Your objective: Report, as a bare number, how many lines hold "QUILOMETRAGEM".

Records for this task:
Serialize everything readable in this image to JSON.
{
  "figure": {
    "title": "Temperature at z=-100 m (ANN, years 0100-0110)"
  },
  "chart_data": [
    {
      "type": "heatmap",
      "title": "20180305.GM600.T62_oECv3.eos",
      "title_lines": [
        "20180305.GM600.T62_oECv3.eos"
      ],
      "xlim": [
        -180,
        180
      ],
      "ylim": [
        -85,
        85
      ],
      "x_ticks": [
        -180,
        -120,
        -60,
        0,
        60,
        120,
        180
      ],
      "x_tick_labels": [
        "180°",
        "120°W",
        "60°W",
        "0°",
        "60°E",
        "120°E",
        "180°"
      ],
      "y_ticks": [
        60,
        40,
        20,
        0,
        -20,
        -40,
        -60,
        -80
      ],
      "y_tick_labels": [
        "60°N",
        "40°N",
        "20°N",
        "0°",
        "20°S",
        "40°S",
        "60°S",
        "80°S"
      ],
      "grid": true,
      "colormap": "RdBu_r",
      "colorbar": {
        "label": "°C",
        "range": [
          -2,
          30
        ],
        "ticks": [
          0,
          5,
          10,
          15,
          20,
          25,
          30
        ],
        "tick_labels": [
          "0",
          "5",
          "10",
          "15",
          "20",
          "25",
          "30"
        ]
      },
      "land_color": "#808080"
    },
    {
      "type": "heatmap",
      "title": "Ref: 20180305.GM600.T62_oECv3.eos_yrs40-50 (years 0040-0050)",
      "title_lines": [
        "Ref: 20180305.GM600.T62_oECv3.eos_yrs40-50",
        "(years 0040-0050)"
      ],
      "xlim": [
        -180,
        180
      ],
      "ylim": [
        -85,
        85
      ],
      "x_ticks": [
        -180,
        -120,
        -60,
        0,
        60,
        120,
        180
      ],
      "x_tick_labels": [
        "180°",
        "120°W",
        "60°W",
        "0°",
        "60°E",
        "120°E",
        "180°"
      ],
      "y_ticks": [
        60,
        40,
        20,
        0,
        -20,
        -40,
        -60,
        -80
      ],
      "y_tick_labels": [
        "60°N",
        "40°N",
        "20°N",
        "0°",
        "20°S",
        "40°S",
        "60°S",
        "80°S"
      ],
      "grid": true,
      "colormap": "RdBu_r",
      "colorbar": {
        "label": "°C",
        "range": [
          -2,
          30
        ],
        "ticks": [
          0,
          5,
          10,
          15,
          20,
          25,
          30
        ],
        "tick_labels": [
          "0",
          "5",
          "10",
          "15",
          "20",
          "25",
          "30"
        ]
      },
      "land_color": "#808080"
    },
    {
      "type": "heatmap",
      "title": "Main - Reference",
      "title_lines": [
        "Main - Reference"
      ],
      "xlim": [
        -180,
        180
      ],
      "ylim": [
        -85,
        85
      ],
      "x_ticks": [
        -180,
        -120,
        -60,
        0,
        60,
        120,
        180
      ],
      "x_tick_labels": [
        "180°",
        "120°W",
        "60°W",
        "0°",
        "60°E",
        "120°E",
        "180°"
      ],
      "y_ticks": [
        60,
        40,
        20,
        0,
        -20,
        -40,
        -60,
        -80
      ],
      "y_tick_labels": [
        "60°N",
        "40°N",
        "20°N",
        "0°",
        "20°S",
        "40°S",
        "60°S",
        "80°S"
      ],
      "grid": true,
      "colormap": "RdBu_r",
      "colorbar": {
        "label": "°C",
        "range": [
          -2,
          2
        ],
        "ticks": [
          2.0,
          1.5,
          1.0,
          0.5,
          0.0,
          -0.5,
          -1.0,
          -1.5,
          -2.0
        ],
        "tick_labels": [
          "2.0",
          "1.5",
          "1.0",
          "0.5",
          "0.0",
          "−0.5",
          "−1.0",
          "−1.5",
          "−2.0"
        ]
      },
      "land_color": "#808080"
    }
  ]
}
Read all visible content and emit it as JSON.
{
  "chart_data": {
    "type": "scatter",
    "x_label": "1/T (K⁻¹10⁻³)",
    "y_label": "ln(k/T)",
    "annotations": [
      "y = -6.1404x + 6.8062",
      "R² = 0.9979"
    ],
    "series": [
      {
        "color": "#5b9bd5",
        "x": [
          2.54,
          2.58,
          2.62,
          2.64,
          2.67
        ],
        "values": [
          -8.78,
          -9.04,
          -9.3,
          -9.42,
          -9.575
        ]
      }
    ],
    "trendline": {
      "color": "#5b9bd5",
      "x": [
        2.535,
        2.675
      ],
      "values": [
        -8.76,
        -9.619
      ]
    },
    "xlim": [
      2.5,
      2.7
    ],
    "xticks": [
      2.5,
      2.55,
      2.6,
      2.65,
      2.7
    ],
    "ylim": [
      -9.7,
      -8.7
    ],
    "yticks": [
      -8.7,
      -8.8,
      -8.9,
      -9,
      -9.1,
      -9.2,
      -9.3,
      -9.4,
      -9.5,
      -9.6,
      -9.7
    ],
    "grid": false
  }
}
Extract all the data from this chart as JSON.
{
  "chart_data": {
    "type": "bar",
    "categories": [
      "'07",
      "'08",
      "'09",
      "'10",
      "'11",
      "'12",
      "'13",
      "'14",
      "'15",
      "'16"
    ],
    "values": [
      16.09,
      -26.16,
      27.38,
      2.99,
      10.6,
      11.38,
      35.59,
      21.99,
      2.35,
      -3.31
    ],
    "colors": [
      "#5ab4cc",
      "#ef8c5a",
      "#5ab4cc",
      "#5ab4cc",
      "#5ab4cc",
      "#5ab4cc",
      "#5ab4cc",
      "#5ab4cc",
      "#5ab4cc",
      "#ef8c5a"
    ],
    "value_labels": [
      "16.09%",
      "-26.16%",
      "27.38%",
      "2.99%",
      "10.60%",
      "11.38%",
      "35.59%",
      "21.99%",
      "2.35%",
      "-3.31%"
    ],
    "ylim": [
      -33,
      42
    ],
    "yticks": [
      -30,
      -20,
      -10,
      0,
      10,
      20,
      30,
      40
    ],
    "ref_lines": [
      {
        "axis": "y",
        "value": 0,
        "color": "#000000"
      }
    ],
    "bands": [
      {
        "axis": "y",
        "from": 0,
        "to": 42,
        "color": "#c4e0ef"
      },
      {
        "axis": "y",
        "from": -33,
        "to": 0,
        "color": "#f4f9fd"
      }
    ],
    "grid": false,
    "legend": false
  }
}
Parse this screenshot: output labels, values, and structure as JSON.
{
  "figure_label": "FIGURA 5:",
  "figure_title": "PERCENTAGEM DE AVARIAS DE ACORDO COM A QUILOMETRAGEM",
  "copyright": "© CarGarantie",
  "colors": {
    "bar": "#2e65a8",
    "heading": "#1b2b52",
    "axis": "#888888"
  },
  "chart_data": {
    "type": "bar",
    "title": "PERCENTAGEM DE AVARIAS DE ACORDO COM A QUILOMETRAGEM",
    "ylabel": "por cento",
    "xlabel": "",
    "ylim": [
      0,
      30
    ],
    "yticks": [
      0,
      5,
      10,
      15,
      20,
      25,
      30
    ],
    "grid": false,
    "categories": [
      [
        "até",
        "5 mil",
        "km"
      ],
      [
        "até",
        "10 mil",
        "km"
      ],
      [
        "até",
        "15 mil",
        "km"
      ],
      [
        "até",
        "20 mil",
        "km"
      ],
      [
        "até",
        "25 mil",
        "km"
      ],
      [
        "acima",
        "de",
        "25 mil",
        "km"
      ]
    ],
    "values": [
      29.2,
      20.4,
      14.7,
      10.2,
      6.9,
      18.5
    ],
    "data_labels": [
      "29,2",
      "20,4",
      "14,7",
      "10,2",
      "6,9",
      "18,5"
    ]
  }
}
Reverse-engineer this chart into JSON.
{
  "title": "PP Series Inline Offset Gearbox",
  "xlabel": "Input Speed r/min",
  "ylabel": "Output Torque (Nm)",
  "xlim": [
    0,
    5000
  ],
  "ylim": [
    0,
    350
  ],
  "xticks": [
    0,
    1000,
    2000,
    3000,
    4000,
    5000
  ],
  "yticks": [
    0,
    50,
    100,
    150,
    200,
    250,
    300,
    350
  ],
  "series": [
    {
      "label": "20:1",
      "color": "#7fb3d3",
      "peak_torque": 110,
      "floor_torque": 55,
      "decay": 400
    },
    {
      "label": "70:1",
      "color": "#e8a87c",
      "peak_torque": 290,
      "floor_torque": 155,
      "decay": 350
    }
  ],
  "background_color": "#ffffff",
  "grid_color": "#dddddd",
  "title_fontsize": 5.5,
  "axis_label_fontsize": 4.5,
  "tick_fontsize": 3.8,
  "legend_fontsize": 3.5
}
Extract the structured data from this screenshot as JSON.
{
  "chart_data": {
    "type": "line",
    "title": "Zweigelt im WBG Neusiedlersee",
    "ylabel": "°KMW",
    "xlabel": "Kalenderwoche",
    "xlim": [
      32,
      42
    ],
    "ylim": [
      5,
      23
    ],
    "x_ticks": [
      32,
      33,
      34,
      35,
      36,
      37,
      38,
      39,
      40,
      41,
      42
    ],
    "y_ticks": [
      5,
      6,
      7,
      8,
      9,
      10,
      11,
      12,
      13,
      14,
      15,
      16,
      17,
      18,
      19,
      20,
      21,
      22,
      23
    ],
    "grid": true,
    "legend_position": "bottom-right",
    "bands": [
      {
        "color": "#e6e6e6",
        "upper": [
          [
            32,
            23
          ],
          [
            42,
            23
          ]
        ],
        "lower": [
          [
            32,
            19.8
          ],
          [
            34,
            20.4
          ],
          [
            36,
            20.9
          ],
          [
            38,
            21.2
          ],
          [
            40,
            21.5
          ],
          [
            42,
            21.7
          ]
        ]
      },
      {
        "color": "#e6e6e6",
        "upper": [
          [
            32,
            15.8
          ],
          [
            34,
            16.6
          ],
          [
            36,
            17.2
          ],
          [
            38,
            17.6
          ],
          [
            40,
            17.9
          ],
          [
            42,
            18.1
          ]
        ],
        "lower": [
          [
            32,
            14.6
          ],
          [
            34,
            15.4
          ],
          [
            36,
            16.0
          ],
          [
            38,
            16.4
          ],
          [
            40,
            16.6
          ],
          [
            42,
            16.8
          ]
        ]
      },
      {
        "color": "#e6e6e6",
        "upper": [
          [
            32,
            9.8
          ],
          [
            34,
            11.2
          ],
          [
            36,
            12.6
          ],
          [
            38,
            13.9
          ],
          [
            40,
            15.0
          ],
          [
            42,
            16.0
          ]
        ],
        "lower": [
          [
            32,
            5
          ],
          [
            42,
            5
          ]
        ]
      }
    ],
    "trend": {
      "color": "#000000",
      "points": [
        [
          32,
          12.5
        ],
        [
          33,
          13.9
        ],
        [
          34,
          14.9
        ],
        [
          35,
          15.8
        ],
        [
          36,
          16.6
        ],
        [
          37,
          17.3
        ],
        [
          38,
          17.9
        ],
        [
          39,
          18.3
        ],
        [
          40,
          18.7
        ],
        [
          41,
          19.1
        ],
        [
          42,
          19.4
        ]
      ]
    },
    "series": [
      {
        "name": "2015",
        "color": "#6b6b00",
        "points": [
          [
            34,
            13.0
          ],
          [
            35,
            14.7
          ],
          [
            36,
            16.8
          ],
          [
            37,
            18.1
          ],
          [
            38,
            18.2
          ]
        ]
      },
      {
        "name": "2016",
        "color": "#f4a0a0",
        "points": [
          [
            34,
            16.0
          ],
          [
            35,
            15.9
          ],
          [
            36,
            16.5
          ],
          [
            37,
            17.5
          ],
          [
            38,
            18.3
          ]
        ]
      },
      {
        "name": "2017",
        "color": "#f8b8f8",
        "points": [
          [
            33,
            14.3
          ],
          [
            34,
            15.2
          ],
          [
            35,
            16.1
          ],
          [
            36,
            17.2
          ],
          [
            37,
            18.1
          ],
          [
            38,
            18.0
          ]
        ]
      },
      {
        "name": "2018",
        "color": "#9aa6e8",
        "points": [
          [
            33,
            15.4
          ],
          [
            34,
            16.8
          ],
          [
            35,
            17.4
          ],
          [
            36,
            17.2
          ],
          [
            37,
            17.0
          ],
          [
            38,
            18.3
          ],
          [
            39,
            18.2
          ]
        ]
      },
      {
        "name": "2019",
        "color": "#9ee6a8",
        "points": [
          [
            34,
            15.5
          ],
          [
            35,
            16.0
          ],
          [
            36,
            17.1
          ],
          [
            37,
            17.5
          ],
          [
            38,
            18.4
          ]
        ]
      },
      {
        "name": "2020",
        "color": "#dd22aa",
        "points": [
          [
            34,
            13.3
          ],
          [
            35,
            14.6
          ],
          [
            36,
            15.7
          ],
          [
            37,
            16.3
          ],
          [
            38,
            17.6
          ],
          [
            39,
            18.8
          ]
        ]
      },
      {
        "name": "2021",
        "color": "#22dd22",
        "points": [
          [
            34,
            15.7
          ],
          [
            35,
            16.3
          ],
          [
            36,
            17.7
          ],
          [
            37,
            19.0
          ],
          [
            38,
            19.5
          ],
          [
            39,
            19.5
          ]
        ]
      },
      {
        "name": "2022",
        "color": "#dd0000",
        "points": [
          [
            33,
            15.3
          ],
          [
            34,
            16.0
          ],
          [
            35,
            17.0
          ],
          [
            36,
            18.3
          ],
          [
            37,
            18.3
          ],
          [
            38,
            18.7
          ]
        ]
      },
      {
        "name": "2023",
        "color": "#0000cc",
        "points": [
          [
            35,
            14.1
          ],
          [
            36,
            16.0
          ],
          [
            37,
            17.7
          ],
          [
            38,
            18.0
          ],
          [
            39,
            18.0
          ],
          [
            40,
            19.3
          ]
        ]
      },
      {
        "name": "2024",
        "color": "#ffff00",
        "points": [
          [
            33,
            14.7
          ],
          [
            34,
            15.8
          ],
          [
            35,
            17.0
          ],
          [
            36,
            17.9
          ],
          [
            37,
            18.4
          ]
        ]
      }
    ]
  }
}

Output for this task: 2